The exercise: Copy every line of the data below word for word, omitting the pictures.

Entries supplied:

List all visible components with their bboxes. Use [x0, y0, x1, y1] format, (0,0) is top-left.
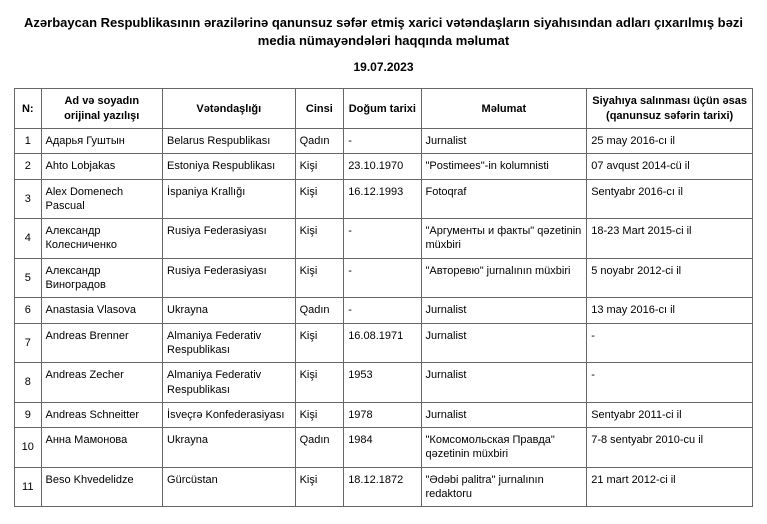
cell-dob: -: [344, 298, 421, 323]
cell-dob: -: [344, 128, 421, 153]
cell-n: 2: [15, 154, 42, 179]
cell-dob: 1978: [344, 402, 421, 427]
cell-gender: Kişi: [295, 154, 344, 179]
table-row: 9Andreas Schneitterİsveçrə Konfederasiya…: [15, 402, 753, 427]
cell-nationality: İspaniya Krallığı: [163, 179, 296, 219]
col-header-info: Məlumat: [421, 89, 587, 129]
cell-gender: Kişi: [295, 323, 344, 363]
table-row: 6Anastasia VlasovaUkraynaQadın-Jurnalist…: [15, 298, 753, 323]
cell-nationality: Estoniya Respublikası: [163, 154, 296, 179]
cell-date: 21 mart 2012-ci il: [587, 467, 753, 507]
table-row: 2Ahto LobjakasEstoniya RespublikasıKişi2…: [15, 154, 753, 179]
data-table: N: Ad və soyadın orijinal yazılışı Vətən…: [14, 88, 753, 507]
cell-name: Alex Domenech Pascual: [41, 179, 163, 219]
cell-name: Анна Мамонова: [41, 428, 163, 468]
cell-date: 13 may 2016-cı il: [587, 298, 753, 323]
cell-n: 7: [15, 323, 42, 363]
cell-nationality: İsveçrə Konfederasiyası: [163, 402, 296, 427]
cell-name: Адарья Гуштын: [41, 128, 163, 153]
cell-info: "Аргументы и факты" qəzetinin müxbiri: [421, 219, 587, 259]
cell-nationality: Gürcüstan: [163, 467, 296, 507]
cell-n: 5: [15, 258, 42, 298]
cell-gender: Qadın: [295, 428, 344, 468]
cell-name: Anastasia Vlasova: [41, 298, 163, 323]
table-row: 7Andreas BrennerAlmaniya Federativ Respu…: [15, 323, 753, 363]
cell-n: 1: [15, 128, 42, 153]
cell-n: 3: [15, 179, 42, 219]
cell-dob: -: [344, 258, 421, 298]
cell-info: Jurnalist: [421, 128, 587, 153]
cell-dob: 18.12.1872: [344, 467, 421, 507]
cell-date: 5 noyabr 2012-ci il: [587, 258, 753, 298]
cell-info: Jurnalist: [421, 363, 587, 403]
document-date: 19.07.2023: [14, 60, 753, 74]
cell-info: Fotoqraf: [421, 179, 587, 219]
cell-nationality: Almaniya Federativ Respublikası: [163, 323, 296, 363]
cell-date: 25 may 2016-cı il: [587, 128, 753, 153]
table-row: 5Александр ВиноградовRusiya Federasiyası…: [15, 258, 753, 298]
cell-gender: Kişi: [295, 219, 344, 259]
cell-dob: 23.10.1970: [344, 154, 421, 179]
cell-date: Sentyabr 2016-cı il: [587, 179, 753, 219]
cell-n: 8: [15, 363, 42, 403]
cell-name: Ahto Lobjakas: [41, 154, 163, 179]
cell-info: "Авторевю" jurnalının müxbiri: [421, 258, 587, 298]
cell-dob: 1953: [344, 363, 421, 403]
cell-nationality: Ukrayna: [163, 428, 296, 468]
col-header-nationality: Vətəndaşlığı: [163, 89, 296, 129]
table-row: 4Александр КолесниченкоRusiya Federasiya…: [15, 219, 753, 259]
cell-name: Александр Колесниченко: [41, 219, 163, 259]
page-title: Azərbaycan Respublikasının ərazilərinə q…: [14, 14, 753, 50]
cell-info: Jurnalist: [421, 323, 587, 363]
cell-date: 7-8 sentyabr 2010-cu il: [587, 428, 753, 468]
cell-name: Andreas Brenner: [41, 323, 163, 363]
cell-info: "Ədəbi palitra" jurnalının redaktoru: [421, 467, 587, 507]
cell-gender: Kişi: [295, 363, 344, 403]
cell-gender: Kişi: [295, 467, 344, 507]
cell-date: 18-23 Mart 2015-ci il: [587, 219, 753, 259]
cell-dob: 16.08.1971: [344, 323, 421, 363]
cell-gender: Kişi: [295, 179, 344, 219]
cell-date: -: [587, 323, 753, 363]
cell-nationality: Almaniya Federativ Respublikası: [163, 363, 296, 403]
cell-name: Beso Khvedelidze: [41, 467, 163, 507]
cell-date: 07 avqust 2014-cü il: [587, 154, 753, 179]
cell-n: 6: [15, 298, 42, 323]
cell-gender: Kişi: [295, 402, 344, 427]
col-header-gender: Cinsi: [295, 89, 344, 129]
cell-nationality: Rusiya Federasiyası: [163, 219, 296, 259]
cell-date: -: [587, 363, 753, 403]
cell-dob: 1984: [344, 428, 421, 468]
col-header-dob: Doğum tarixi: [344, 89, 421, 129]
col-header-reason: Siyahıya salınması üçün əsas (qanunsuz s…: [587, 89, 753, 129]
cell-gender: Qadın: [295, 128, 344, 153]
cell-n: 9: [15, 402, 42, 427]
cell-dob: -: [344, 219, 421, 259]
cell-name: Andreas Zecher: [41, 363, 163, 403]
col-header-name: Ad və soyadın orijinal yazılışı: [41, 89, 163, 129]
cell-info: Jurnalist: [421, 402, 587, 427]
table-row: 8Andreas ZecherAlmaniya Federativ Respub…: [15, 363, 753, 403]
cell-nationality: Ukrayna: [163, 298, 296, 323]
cell-dob: 16.12.1993: [344, 179, 421, 219]
cell-name: Александр Виноградов: [41, 258, 163, 298]
table-row: 10Анна МамоноваUkraynaQadın1984"Комсомол…: [15, 428, 753, 468]
cell-n: 11: [15, 467, 42, 507]
cell-gender: Qadın: [295, 298, 344, 323]
table-header-row: N: Ad və soyadın orijinal yazılışı Vətən…: [15, 89, 753, 129]
cell-date: Sentyabr 2011-ci il: [587, 402, 753, 427]
cell-n: 4: [15, 219, 42, 259]
cell-nationality: Belarus Respublikası: [163, 128, 296, 153]
table-row: 1Адарья ГуштынBelarus RespublikasıQadın-…: [15, 128, 753, 153]
cell-info: "Postimees"-in kolumnisti: [421, 154, 587, 179]
cell-nationality: Rusiya Federasiyası: [163, 258, 296, 298]
cell-name: Andreas Schneitter: [41, 402, 163, 427]
cell-n: 10: [15, 428, 42, 468]
cell-info: "Комсомольская Правда" qəzetinin müxbiri: [421, 428, 587, 468]
table-row: 11Beso KhvedelidzeGürcüstanKişi18.12.187…: [15, 467, 753, 507]
cell-info: Jurnalist: [421, 298, 587, 323]
table-row: 3Alex Domenech Pascualİspaniya KrallığıK…: [15, 179, 753, 219]
cell-gender: Kişi: [295, 258, 344, 298]
col-header-n: N:: [15, 89, 42, 129]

Task output:
List all visible components with their bboxes. Use [x0, y0, x1, y1] format, (0,0) is top-left.
cell-dob: -: [344, 298, 421, 323]
cell-dob: -: [344, 128, 421, 153]
cell-n: 2: [15, 154, 42, 179]
cell-dob: 1978: [344, 402, 421, 427]
cell-gender: Kişi: [295, 154, 344, 179]
table-row: 9Andreas Schneitterİsveçrə Konfederasiya…: [15, 402, 753, 427]
cell-nationality: İspaniya Krallığı: [163, 179, 296, 219]
col-header-info: Məlumat: [421, 89, 587, 129]
cell-gender: Kişi: [295, 323, 344, 363]
table-row: 6Anastasia VlasovaUkraynaQadın-Jurnalist…: [15, 298, 753, 323]
cell-nationality: Estoniya Respublikası: [163, 154, 296, 179]
cell-date: 21 mart 2012-ci il: [587, 467, 753, 507]
table-row: 2Ahto LobjakasEstoniya RespublikasıKişi2…: [15, 154, 753, 179]
data-table: N: Ad və soyadın orijinal yazılışı Vətən…: [14, 88, 753, 507]
cell-name: Alex Domenech Pascual: [41, 179, 163, 219]
cell-name: Анна Мамонова: [41, 428, 163, 468]
cell-date: 13 may 2016-cı il: [587, 298, 753, 323]
cell-n: 7: [15, 323, 42, 363]
cell-nationality: İsveçrə Konfederasiyası: [163, 402, 296, 427]
cell-name: Адарья Гуштын: [41, 128, 163, 153]
cell-info: "Аргументы и факты" qəzetinin müxbiri: [421, 219, 587, 259]
cell-nationality: Gürcüstan: [163, 467, 296, 507]
cell-n: 5: [15, 258, 42, 298]
cell-gender: Qadın: [295, 428, 344, 468]
cell-name: Anastasia Vlasova: [41, 298, 163, 323]
table-row: 7Andreas BrennerAlmaniya Federativ Respu…: [15, 323, 753, 363]
cell-n: 1: [15, 128, 42, 153]
cell-n: 3: [15, 179, 42, 219]
cell-dob: -: [344, 258, 421, 298]
cell-info: Jurnalist: [421, 128, 587, 153]
cell-dob: 18.12.1872: [344, 467, 421, 507]
cell-date: 5 noyabr 2012-ci il: [587, 258, 753, 298]
cell-info: Jurnalist: [421, 363, 587, 403]
document-date: 19.07.2023: [14, 60, 753, 74]
cell-info: Fotoqraf: [421, 179, 587, 219]
cell-nationality: Almaniya Federativ Respublikası: [163, 323, 296, 363]
cell-date: 25 may 2016-cı il: [587, 128, 753, 153]
table-row: 5Александр ВиноградовRusiya Federasiyası…: [15, 258, 753, 298]
cell-gender: Kişi: [295, 219, 344, 259]
cell-dob: 23.10.1970: [344, 154, 421, 179]
cell-date: Sentyabr 2016-cı il: [587, 179, 753, 219]
cell-n: 8: [15, 363, 42, 403]
cell-name: Ahto Lobjakas: [41, 154, 163, 179]
cell-info: "Авторевю" jurnalının müxbiri: [421, 258, 587, 298]
cell-dob: 1953: [344, 363, 421, 403]
cell-nationality: Ukrayna: [163, 428, 296, 468]
col-header-nationality: Vətəndaşlığı: [163, 89, 296, 129]
table-row: 4Александр КолесниченкоRusiya Federasiya…: [15, 219, 753, 259]
cell-name: Александр Колесниченко: [41, 219, 163, 259]
page-title: Azərbaycan Respublikasının ərazilərinə q…: [14, 14, 753, 50]
cell-info: Jurnalist: [421, 323, 587, 363]
cell-date: 7-8 sentyabr 2010-cu il: [587, 428, 753, 468]
cell-name: Andreas Brenner: [41, 323, 163, 363]
cell-info: "Ədəbi palitra" jurnalının redaktoru: [421, 467, 587, 507]
cell-gender: Kişi: [295, 363, 344, 403]
cell-gender: Kişi: [295, 467, 344, 507]
cell-date: 18-23 Mart 2015-ci il: [587, 219, 753, 259]
cell-dob: 16.08.1971: [344, 323, 421, 363]
cell-gender: Kişi: [295, 179, 344, 219]
cell-date: -: [587, 323, 753, 363]
cell-nationality: Almaniya Federativ Respublikası: [163, 363, 296, 403]
cell-name: Beso Khvedelidze: [41, 467, 163, 507]
cell-date: 07 avqust 2014-cü il: [587, 154, 753, 179]
cell-n: 6: [15, 298, 42, 323]
cell-gender: Kişi: [295, 402, 344, 427]
col-header-gender: Cinsi: [295, 89, 344, 129]
cell-nationality: Rusiya Federasiyası: [163, 219, 296, 259]
cell-date: -: [587, 363, 753, 403]
cell-dob: 1984: [344, 428, 421, 468]
col-header-dob: Doğum tarixi: [344, 89, 421, 129]
col-header-reason: Siyahıya salınması üçün əsas (qanunsuz s…: [587, 89, 753, 129]
cell-gender: Qadın: [295, 128, 344, 153]
cell-n: 9: [15, 402, 42, 427]
cell-dob: -: [344, 219, 421, 259]
cell-name: Andreas Zecher: [41, 363, 163, 403]
col-header-name: Ad və soyadın orijinal yazılışı: [41, 89, 163, 129]
cell-info: Jurnalist: [421, 402, 587, 427]
table-row: 8Andreas ZecherAlmaniya Federativ Respub…: [15, 363, 753, 403]
cell-nationality: Ukrayna: [163, 298, 296, 323]
cell-dob: 16.12.1993: [344, 179, 421, 219]
cell-name: Александр Виноградов: [41, 258, 163, 298]
table-row: 10Анна МамоноваUkraynaQadın1984"Комсомол…: [15, 428, 753, 468]
cell-n: 11: [15, 467, 42, 507]
cell-gender: Qadın: [295, 298, 344, 323]
table-header-row: N: Ad və soyadın orijinal yazılışı Vətən…: [15, 89, 753, 129]
cell-date: Sentyabr 2011-ci il: [587, 402, 753, 427]
cell-n: 4: [15, 219, 42, 259]
cell-nationality: Belarus Respublikası: [163, 128, 296, 153]
table-row: 1Адарья ГуштынBelarus RespublikasıQadın-…: [15, 128, 753, 153]
cell-info: "Postimees"-in kolumnisti: [421, 154, 587, 179]
cell-nationality: Rusiya Federasiyası: [163, 258, 296, 298]
cell-name: Andreas Schneitter: [41, 402, 163, 427]
cell-n: 10: [15, 428, 42, 468]
cell-info: "Комсомольская Правда" qəzetinin müxbiri: [421, 428, 587, 468]
table-row: 11Beso KhvedelidzeGürcüstanKişi18.12.187…: [15, 467, 753, 507]
cell-info: Jurnalist: [421, 298, 587, 323]
table-row: 3Alex Domenech Pascualİspaniya KrallığıK…: [15, 179, 753, 219]
cell-gender: Kişi: [295, 258, 344, 298]
col-header-n: N:: [15, 89, 42, 129]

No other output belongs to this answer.